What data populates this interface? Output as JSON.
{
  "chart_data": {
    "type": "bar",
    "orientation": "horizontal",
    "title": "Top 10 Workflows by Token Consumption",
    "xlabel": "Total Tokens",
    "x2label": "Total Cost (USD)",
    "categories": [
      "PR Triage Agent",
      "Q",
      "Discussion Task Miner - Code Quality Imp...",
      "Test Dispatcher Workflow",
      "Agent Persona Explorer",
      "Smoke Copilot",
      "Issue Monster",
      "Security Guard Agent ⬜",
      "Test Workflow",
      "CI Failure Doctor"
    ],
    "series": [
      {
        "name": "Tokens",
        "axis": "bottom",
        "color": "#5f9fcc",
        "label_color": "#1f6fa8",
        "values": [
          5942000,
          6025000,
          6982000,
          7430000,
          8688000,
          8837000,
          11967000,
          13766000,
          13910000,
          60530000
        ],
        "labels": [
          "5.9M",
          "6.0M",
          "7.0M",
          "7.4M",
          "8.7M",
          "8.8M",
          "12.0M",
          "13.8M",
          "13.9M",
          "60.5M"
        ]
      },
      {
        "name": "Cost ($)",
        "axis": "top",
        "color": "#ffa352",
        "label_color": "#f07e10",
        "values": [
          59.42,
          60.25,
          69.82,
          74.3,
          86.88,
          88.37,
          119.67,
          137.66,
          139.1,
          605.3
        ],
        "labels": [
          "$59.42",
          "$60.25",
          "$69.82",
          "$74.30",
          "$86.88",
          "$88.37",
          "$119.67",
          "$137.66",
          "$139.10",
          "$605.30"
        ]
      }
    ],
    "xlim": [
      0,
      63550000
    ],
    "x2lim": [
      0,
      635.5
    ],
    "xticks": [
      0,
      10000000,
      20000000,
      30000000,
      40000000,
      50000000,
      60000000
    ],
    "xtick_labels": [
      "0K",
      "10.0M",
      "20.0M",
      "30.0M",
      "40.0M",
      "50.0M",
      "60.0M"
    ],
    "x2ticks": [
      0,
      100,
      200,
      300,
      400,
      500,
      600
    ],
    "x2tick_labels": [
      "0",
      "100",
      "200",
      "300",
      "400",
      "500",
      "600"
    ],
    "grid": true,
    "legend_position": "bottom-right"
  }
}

====================

Extract every line above that contains the word "Agent".

      "PR Triage Agent",
      "Agent Persona Explorer",
      "Security Guard Agent ⬜",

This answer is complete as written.